EXERCISE TASK
Each record must be retyped in full. No character may differ.

SUPPLIED ENTRIES

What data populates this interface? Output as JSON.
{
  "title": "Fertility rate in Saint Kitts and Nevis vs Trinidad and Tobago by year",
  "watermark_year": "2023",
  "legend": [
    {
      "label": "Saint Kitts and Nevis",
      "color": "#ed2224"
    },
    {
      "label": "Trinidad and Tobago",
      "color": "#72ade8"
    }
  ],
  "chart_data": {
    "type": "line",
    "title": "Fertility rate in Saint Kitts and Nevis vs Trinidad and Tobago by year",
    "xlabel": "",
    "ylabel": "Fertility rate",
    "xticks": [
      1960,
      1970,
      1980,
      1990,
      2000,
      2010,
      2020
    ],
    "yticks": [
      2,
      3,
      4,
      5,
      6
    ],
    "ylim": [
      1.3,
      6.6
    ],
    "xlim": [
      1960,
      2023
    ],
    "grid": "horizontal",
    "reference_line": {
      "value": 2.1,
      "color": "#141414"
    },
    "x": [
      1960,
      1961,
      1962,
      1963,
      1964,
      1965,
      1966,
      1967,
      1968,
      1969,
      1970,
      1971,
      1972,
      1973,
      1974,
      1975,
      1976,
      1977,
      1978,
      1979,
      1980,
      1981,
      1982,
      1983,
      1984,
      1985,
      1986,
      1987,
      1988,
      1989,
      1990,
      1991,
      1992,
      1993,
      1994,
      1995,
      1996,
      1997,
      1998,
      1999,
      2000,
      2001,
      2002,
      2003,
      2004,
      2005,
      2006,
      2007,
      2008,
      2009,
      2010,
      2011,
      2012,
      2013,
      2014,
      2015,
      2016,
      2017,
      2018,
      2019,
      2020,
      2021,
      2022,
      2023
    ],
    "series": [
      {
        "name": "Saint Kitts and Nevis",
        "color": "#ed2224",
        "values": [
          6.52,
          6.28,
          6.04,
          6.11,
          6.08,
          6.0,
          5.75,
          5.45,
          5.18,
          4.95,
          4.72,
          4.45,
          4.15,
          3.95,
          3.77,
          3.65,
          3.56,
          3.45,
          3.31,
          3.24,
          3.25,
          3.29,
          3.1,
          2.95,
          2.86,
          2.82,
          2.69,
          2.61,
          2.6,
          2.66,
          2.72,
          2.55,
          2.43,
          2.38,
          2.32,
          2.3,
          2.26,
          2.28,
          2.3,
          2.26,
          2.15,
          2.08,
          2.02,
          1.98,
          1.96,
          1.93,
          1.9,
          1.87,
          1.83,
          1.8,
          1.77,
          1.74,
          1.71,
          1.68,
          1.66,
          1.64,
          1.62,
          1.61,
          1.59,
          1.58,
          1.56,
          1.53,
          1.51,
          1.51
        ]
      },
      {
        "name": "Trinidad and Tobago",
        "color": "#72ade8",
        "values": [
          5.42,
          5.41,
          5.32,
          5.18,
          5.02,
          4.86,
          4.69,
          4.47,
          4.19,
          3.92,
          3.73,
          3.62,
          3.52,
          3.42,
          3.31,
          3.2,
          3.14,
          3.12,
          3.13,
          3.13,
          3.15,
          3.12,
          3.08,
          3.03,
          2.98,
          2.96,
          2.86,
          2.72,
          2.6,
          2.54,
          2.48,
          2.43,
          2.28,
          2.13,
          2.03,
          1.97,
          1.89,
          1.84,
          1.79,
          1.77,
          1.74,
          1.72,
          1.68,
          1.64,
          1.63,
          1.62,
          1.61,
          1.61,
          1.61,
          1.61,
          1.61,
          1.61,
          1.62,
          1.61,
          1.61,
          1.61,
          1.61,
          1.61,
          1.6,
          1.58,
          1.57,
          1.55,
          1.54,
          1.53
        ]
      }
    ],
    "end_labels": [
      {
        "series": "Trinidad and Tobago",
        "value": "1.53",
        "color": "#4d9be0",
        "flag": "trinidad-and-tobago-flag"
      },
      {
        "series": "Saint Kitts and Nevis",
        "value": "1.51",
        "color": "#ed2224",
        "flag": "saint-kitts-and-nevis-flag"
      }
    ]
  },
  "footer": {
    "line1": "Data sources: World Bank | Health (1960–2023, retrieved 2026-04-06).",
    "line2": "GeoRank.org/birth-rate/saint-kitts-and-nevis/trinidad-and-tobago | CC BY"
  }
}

IN RESPONSE
What data populates this interface? Output as JSON.
{
  "title": "Fertility rate in Saint Kitts and Nevis vs Trinidad and Tobago by year",
  "watermark_year": "2023",
  "legend": [
    {
      "label": "Saint Kitts and Nevis",
      "color": "#ed2224"
    },
    {
      "label": "Trinidad and Tobago",
      "color": "#72ade8"
    }
  ],
  "chart_data": {
    "type": "line",
    "title": "Fertility rate in Saint Kitts and Nevis vs Trinidad and Tobago by year",
    "xlabel": "",
    "ylabel": "Fertility rate",
    "xticks": [
      1960,
      1970,
      1980,
      1990,
      2000,
      2010,
      2020
    ],
    "yticks": [
      2,
      3,
      4,
      5,
      6
    ],
    "ylim": [
      1.3,
      6.6
    ],
    "xlim": [
      1960,
      2023
    ],
    "grid": "horizontal",
    "reference_line": {
      "value": 2.1,
      "color": "#141414"
    },
    "x": [
      1960,
      1961,
      1962,
      1963,
      1964,
      1965,
      1966,
      1967,
      1968,
      1969,
      1970,
      1971,
      1972,
      1973,
      1974,
      1975,
      1976,
      1977,
      1978,
      1979,
      1980,
      1981,
      1982,
      1983,
      1984,
      1985,
      1986,
      1987,
      1988,
      1989,
      1990,
      1991,
      1992,
      1993,
      1994,
      1995,
      1996,
      1997,
      1998,
      1999,
      2000,
      2001,
      2002,
      2003,
      2004,
      2005,
      2006,
      2007,
      2008,
      2009,
      2010,
      2011,
      2012,
      2013,
      2014,
      2015,
      2016,
      2017,
      2018,
      2019,
      2020,
      2021,
      2022,
      2023
    ],
    "series": [
      {
        "name": "Saint Kitts and Nevis",
        "color": "#ed2224",
        "values": [
          6.52,
          6.28,
          6.04,
          6.11,
          6.08,
          6.0,
          5.75,
          5.45,
          5.18,
          4.95,
          4.72,
          4.45,
          4.15,
          3.95,
          3.77,
          3.65,
          3.56,
          3.45,
          3.31,
          3.24,
          3.25,
          3.29,
          3.1,
          2.95,
          2.86,
          2.82,
          2.69,
          2.61,
          2.6,
          2.66,
          2.72,
          2.55,
          2.43,
          2.38,
          2.32,
          2.3,
          2.26,
          2.28,
          2.3,
          2.26,
          2.15,
          2.08,
          2.02,
          1.98,
          1.96,
          1.93,
          1.9,
          1.87,
          1.83,
          1.8,
          1.77,
          1.74,
          1.71,
          1.68,
          1.66,
          1.64,
          1.62,
          1.61,
          1.59,
          1.58,
          1.56,
          1.53,
          1.51,
          1.51
        ]
      },
      {
        "name": "Trinidad and Tobago",
        "color": "#72ade8",
        "values": [
          5.42,
          5.41,
          5.32,
          5.18,
          5.02,
          4.86,
          4.69,
          4.47,
          4.19,
          3.92,
          3.73,
          3.62,
          3.52,
          3.42,
          3.31,
          3.2,
          3.14,
          3.12,
          3.13,
          3.13,
          3.15,
          3.12,
          3.08,
          3.03,
          2.98,
          2.96,
          2.86,
          2.72,
          2.6,
          2.54,
          2.48,
          2.43,
          2.28,
          2.13,
          2.03,
          1.97,
          1.89,
          1.84,
          1.79,
          1.77,
          1.74,
          1.72,
          1.68,
          1.64,
          1.63,
          1.62,
          1.61,
          1.61,
          1.61,
          1.61,
          1.61,
          1.61,
          1.62,
          1.61,
          1.61,
          1.61,
          1.61,
          1.61,
          1.6,
          1.58,
          1.57,
          1.55,
          1.54,
          1.53
        ]
      }
    ],
    "end_labels": [
      {
        "series": "Trinidad and Tobago",
        "value": "1.53",
        "color": "#4d9be0",
        "flag": "trinidad-and-tobago-flag"
      },
      {
        "series": "Saint Kitts and Nevis",
        "value": "1.51",
        "color": "#ed2224",
        "flag": "saint-kitts-and-nevis-flag"
      }
    ]
  },
  "footer": {
    "line1": "Data sources: World Bank | Health (1960–2023, retrieved 2026-04-06).",
    "line2": "GeoRank.org/birth-rate/saint-kitts-and-nevis/trinidad-and-tobago | CC BY"
  }
}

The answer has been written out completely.